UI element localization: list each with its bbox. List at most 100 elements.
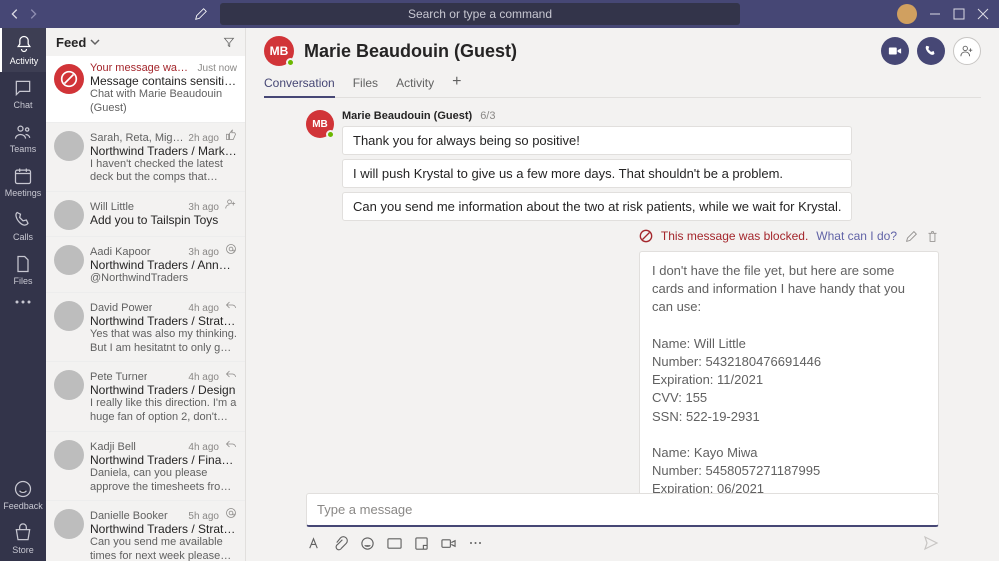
feed-time: 4h ago — [188, 303, 219, 314]
blocked-help-link[interactable]: What can I do? — [816, 229, 897, 243]
rail-files[interactable]: Files — [0, 248, 46, 292]
avatar — [54, 440, 84, 470]
feed-item[interactable]: Will Little3h agoAdd you to Tailspin Toy… — [46, 192, 245, 237]
add-people-button[interactable] — [953, 37, 981, 65]
gif-icon[interactable] — [387, 536, 402, 551]
activity-pane: Feed Your message was blocked Just nowMes… — [46, 28, 246, 561]
rail-meetings[interactable]: Meetings — [0, 160, 46, 204]
blocked-line: SSN: 522-19-2931 — [652, 408, 926, 426]
tab-files[interactable]: Files — [353, 72, 378, 97]
feed-header[interactable]: Feed — [46, 28, 245, 56]
rail-feedback[interactable]: Feedback — [0, 473, 46, 517]
feed-sender: Will Little — [90, 201, 134, 213]
compose-box[interactable]: Type a message — [306, 493, 939, 527]
feed-title: Feed — [56, 35, 86, 50]
format-icon[interactable] — [306, 536, 321, 551]
reply-icon — [225, 438, 237, 450]
blocked-line: CVV: 155 — [652, 389, 926, 407]
filter-icon[interactable] — [219, 36, 235, 48]
feed-item-title: Northwind Traders / Announcements — [90, 258, 237, 272]
reply-icon — [225, 368, 237, 380]
avatar — [54, 301, 84, 331]
more-icon[interactable] — [468, 540, 483, 546]
rail-calls[interactable]: Calls — [0, 204, 46, 248]
feed-time: 2h ago — [188, 133, 219, 144]
rail-chat[interactable]: Chat — [0, 72, 46, 116]
compose-toolbar — [306, 535, 939, 551]
message-group-self: This message was blocked. What can I do?… — [306, 227, 939, 493]
feed-item[interactable]: David Power 4h agoNorthwind Traders / Str… — [46, 293, 245, 363]
feed-time: 4h ago — [188, 442, 219, 453]
feed-item[interactable]: Aadi Kapoor 3h agoNorthwind Traders / Ann… — [46, 237, 245, 293]
feed-item[interactable]: Danielle Booker 5h agoNorthwind Traders /… — [46, 501, 245, 561]
mention-icon — [225, 507, 237, 519]
blocked-line: Name: Will Little — [652, 335, 926, 353]
rail-teams[interactable]: Teams — [0, 116, 46, 160]
feed-item-title: Northwind Traders / Strategy — [90, 522, 237, 536]
feed-item-title: Northwind Traders / Design — [90, 383, 237, 397]
search-placeholder: Search or type a command — [408, 7, 552, 21]
avatar — [54, 245, 84, 275]
minimize-icon[interactable] — [929, 8, 941, 20]
message-bubble-blocked[interactable]: I don't have the file yet, but here are … — [639, 251, 939, 493]
thumb-icon — [225, 129, 237, 141]
close-icon[interactable] — [977, 8, 989, 20]
sticker-icon[interactable] — [414, 536, 429, 551]
feed-sender: Your message was blocked — [90, 62, 190, 74]
avatar — [54, 509, 84, 539]
message-group: MB Marie Beaudouin (Guest)6/3 Thank you … — [306, 110, 939, 221]
blocked-body-intro: I don't have the file yet, but here are … — [652, 262, 926, 317]
compose-icon[interactable] — [194, 7, 208, 21]
emoji-icon[interactable] — [360, 536, 375, 551]
message-bubble[interactable]: Can you send me information about the tw… — [342, 192, 852, 221]
forward-icon[interactable] — [26, 7, 40, 21]
message-bubble[interactable]: I will push Krystal to give us a few mor… — [342, 159, 852, 188]
rail-more[interactable] — [0, 292, 46, 312]
feed-item-preview: I haven't checked the latest deck but th… — [90, 158, 237, 186]
attach-icon[interactable] — [333, 536, 348, 551]
conversation-scroll[interactable]: MB Marie Beaudouin (Guest)6/3 Thank you … — [246, 98, 999, 493]
feed-item[interactable]: Your message was blocked Just nowMessage … — [46, 56, 245, 123]
maximize-icon[interactable] — [953, 8, 965, 20]
feed-sender: Danielle Booker — [90, 510, 168, 522]
feed-item[interactable]: Pete Turner4h agoNorthwind Traders / Des… — [46, 362, 245, 432]
feed-time: Just now — [198, 63, 237, 74]
rail-activity[interactable]: Activity — [0, 28, 46, 72]
feed-sender: Aadi Kapoor — [90, 246, 151, 258]
feed-list: Your message was blocked Just nowMessage … — [46, 56, 245, 561]
delete-icon[interactable] — [926, 230, 939, 243]
feed-sender: Sarah, Reta, Miguel, +2 — [90, 132, 184, 144]
feed-item[interactable]: Sarah, Reta, Miguel, +22h agoNorthwind T… — [46, 123, 245, 193]
audio-call-button[interactable] — [917, 37, 945, 65]
feed-item[interactable]: Kadji Bell4h agoNorthwind Traders / Fina… — [46, 432, 245, 502]
message-bubble[interactable]: Thank you for always being so positive! — [342, 126, 852, 155]
titlebar: Search or type a command — [0, 0, 999, 28]
feed-time: 3h ago — [188, 247, 219, 258]
user-avatar[interactable] — [897, 4, 917, 24]
search-box[interactable]: Search or type a command — [220, 3, 740, 25]
edit-icon[interactable] — [905, 230, 918, 243]
avatar — [54, 131, 84, 161]
avatar — [54, 200, 84, 230]
feed-item-title: Northwind Traders / Strategy — [90, 314, 237, 328]
blocked-line: Name: Kayo Miwa — [652, 444, 926, 462]
send-icon[interactable] — [923, 535, 939, 551]
add-tab-button[interactable]: + — [452, 72, 461, 97]
back-icon[interactable] — [8, 7, 22, 21]
feed-item-title: Add you to Tailspin Toys — [90, 213, 237, 227]
blocked-line: Expiration: 06/2021 — [652, 480, 926, 493]
rail-store[interactable]: Store — [0, 517, 46, 561]
feed-sender: David Power — [90, 302, 152, 314]
tab-activity[interactable]: Activity — [396, 72, 434, 97]
chat-header: MB Marie Beaudouin (Guest) Conversation … — [246, 28, 999, 98]
meetup-icon[interactable] — [441, 536, 456, 551]
chat-tabs: Conversation Files Activity + — [264, 72, 981, 98]
video-call-button[interactable] — [881, 37, 909, 65]
compose-placeholder: Type a message — [317, 502, 928, 517]
rail-label: Feedback — [3, 501, 43, 511]
feed-time: 5h ago — [188, 511, 219, 522]
tab-conversation[interactable]: Conversation — [264, 72, 335, 98]
feed-item-preview: I really like this direction. I'm a huge… — [90, 397, 237, 425]
feed-item-title: Message contains sensitive content — [90, 74, 237, 88]
rail-label: Activity — [10, 56, 39, 66]
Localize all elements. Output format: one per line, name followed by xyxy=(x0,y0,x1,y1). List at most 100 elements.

◆ ◆ ◆ ◆ ◆

## Exercise directions
Please rewrite the lines above as a numbered list, leaving out any blank lines and any pictures.

## In response
1. UI element localization: list each with its bbox. List at most 100 elements.
2. feed-time: 4h ago — [188, 303, 219, 314]
3. blocked-help-link[interactable]: What can I do? — [816, 229, 897, 243]
4. rail-files[interactable]: Files — [0, 248, 46, 292]
5. avatar — [54, 440, 84, 470]
6. feed-item[interactable]: Will Little3h agoAdd you to Tailspin Toy… — [46, 192, 245, 237]
7. add-people-button[interactable] — [953, 37, 981, 65]
8. gif-icon[interactable] — [387, 536, 402, 551]
9. activity-pane: Feed Your message was blocked Just nowMes… — [46, 28, 246, 561]
10. rail-meetings[interactable]: Meetings — [0, 160, 46, 204]
11. blocked-line: SSN: 522-19-2931 — [652, 408, 926, 426]
12. tab-files[interactable]: Files — [353, 72, 378, 97]
13. feed-header[interactable]: Feed — [46, 28, 245, 56]
14. rail-feedback[interactable]: Feedback — [0, 473, 46, 517]
15. feed-sender: Will Little — [90, 201, 134, 213]
16. compose-box[interactable]: Type a message — [306, 493, 939, 527]
17. feed-title: Feed — [56, 35, 86, 50]
18. format-icon[interactable] — [306, 536, 321, 551]
19. reply-icon — [225, 438, 237, 450]
20. blocked-line: CVV: 155 — [652, 389, 926, 407]
21. filter-icon[interactable] — [219, 36, 235, 48]
22. feed-item-title: Northwind Traders / Announcements — [90, 258, 237, 272]
23. reply-icon — [225, 368, 237, 380]
24. avatar — [54, 301, 84, 331]
25. more-icon[interactable] — [468, 540, 483, 546]
26. rail-calls[interactable]: Calls — [0, 204, 46, 248]
27. feed-time: 2h ago — [188, 133, 219, 144]
28. rail-chat[interactable]: Chat — [0, 72, 46, 116]
29. compose-toolbar — [306, 535, 939, 551]
30. message-group-self: This message was blocked. What can I do?… — [306, 227, 939, 493]
31. feed-item[interactable]: David Power 4h agoNorthwind Traders / Str… — [46, 293, 245, 363]
32. feed-time: 4h ago — [188, 442, 219, 453]
33. feed-item[interactable]: Aadi Kapoor 3h agoNorthwind Traders / Ann… — [46, 237, 245, 293]
34. feed-item[interactable]: Danielle Booker 5h agoNorthwind Traders /… — [46, 501, 245, 561]
35. mention-icon — [225, 507, 237, 519]
36. blocked-line: Name: Will Little — [652, 335, 926, 353]
37. rail-teams[interactable]: Teams — [0, 116, 46, 160]
38. feed-item-title: Northwind Traders / Strategy — [90, 522, 237, 536]
39. feed-item-title: Northwind Traders / Design — [90, 383, 237, 397]
40. search-placeholder: Search or type a command — [408, 7, 552, 21]
41. avatar — [54, 245, 84, 275]
42. minimize-icon[interactable] — [929, 8, 941, 20]
43. message-bubble-blocked[interactable]: I don't have the file yet, but here are … — [639, 251, 939, 493]
44. thumb-icon — [225, 129, 237, 141]
45. close-icon[interactable] — [977, 8, 989, 20]
46. sticker-icon[interactable] — [414, 536, 429, 551]
47. feed-sender: Your message was blocked — [90, 62, 190, 74]
48. avatar — [54, 509, 84, 539]
49. message-group: MB Marie Beaudouin (Guest)6/3 Thank you … — [306, 110, 939, 221]
50. blocked-body-intro: I don't have the file yet, but here are … — [652, 262, 926, 317]
51. compose-icon[interactable] — [194, 7, 208, 21]
52. emoji-icon[interactable] — [360, 536, 375, 551]
53. message-bubble[interactable]: Can you send me information about the tw… — [342, 192, 852, 221]
54. forward-icon[interactable] — [26, 7, 40, 21]
55. message-bubble[interactable]: I will push Krystal to give us a few mor… — [342, 159, 852, 188]
56. rail-more[interactable] — [0, 292, 46, 312]
57. feed-item-preview: I haven't checked the latest deck but th… — [90, 158, 237, 186]
58. attach-icon[interactable] — [333, 536, 348, 551]
59. conversation-scroll[interactable]: MB Marie Beaudouin (Guest)6/3 Thank you … — [246, 98, 999, 493]
60. feed-item[interactable]: Your message was blocked Just nowMessage … — [46, 56, 245, 123]
61. maximize-icon[interactable] — [953, 8, 965, 20]
62. feed-sender: Danielle Booker — [90, 510, 168, 522]
63. feed-item[interactable]: Pete Turner4h agoNorthwind Traders / Des… — [46, 362, 245, 432]
64. feed-time: Just now — [198, 63, 237, 74]
65. rail-activity[interactable]: Activity — [0, 28, 46, 72]
66. feed-sender: Aadi Kapoor — [90, 246, 151, 258]
67. feed-list: Your message was blocked Just nowMessage … — [46, 56, 245, 561]
68. delete-icon[interactable] — [926, 230, 939, 243]
69. feed-sender: Sarah, Reta, Miguel, +2 — [90, 132, 184, 144]
70. feed-item[interactable]: Sarah, Reta, Miguel, +22h agoNorthwind T… — [46, 123, 245, 193]
71. audio-call-button[interactable] — [917, 37, 945, 65]
72. feed-item[interactable]: Kadji Bell4h agoNorthwind Traders / Fina… — [46, 432, 245, 502]
73. message-bubble[interactable]: Thank you for always being so positive! — [342, 126, 852, 155]
74. titlebar: Search or type a command — [0, 0, 999, 28]
75. feed-time: 3h ago — [188, 247, 219, 258]
76. user-avatar[interactable] — [897, 4, 917, 24]
77. search-box[interactable]: Search or type a command — [220, 3, 740, 25]
78. edit-icon[interactable] — [905, 230, 918, 243]
79. avatar — [54, 131, 84, 161]
80. avatar — [54, 200, 84, 230]
81. feed-item-title: Northwind Traders / Strategy — [90, 314, 237, 328]
82. blocked-line: Name: Kayo Miwa — [652, 444, 926, 462]
83. send-icon[interactable] — [923, 535, 939, 551]
84. add-tab-button[interactable]: + — [452, 72, 461, 97]
85. back-icon[interactable] — [8, 7, 22, 21]
86. feed-item-title: Add you to Tailspin Toys — [90, 213, 237, 227]
87. blocked-line: Expiration: 06/2021 — [652, 480, 926, 493]
88. rail-store[interactable]: Store — [0, 517, 46, 561]
89. feed-sender: David Power — [90, 302, 152, 314]
90. tab-activity[interactable]: Activity — [396, 72, 434, 97]
91. chat-header: MB Marie Beaudouin (Guest) Conversation … — [246, 28, 999, 98]
92. meetup-icon[interactable] — [441, 536, 456, 551]
93. chat-tabs: Conversation Files Activity + — [264, 72, 981, 98]
94. video-call-button[interactable] — [881, 37, 909, 65]
95. compose-placeholder: Type a message — [317, 502, 928, 517]
96. rail-label: Feedback — [3, 501, 43, 511]
97. feed-time: 5h ago — [188, 511, 219, 522]
98. tab-conversation[interactable]: Conversation — [264, 72, 335, 98]
99. feed-item-preview: I really like this direction. I'm a huge… — [90, 397, 237, 425]
100. feed-item-title: Message contains sensitive content — [90, 74, 237, 88]
101. rail-label: Activity — [10, 56, 39, 66]
102. Localize all elements. Output format: one per line, name followed by xyxy=(x0,y0,x1,y1). List at most 100 elements.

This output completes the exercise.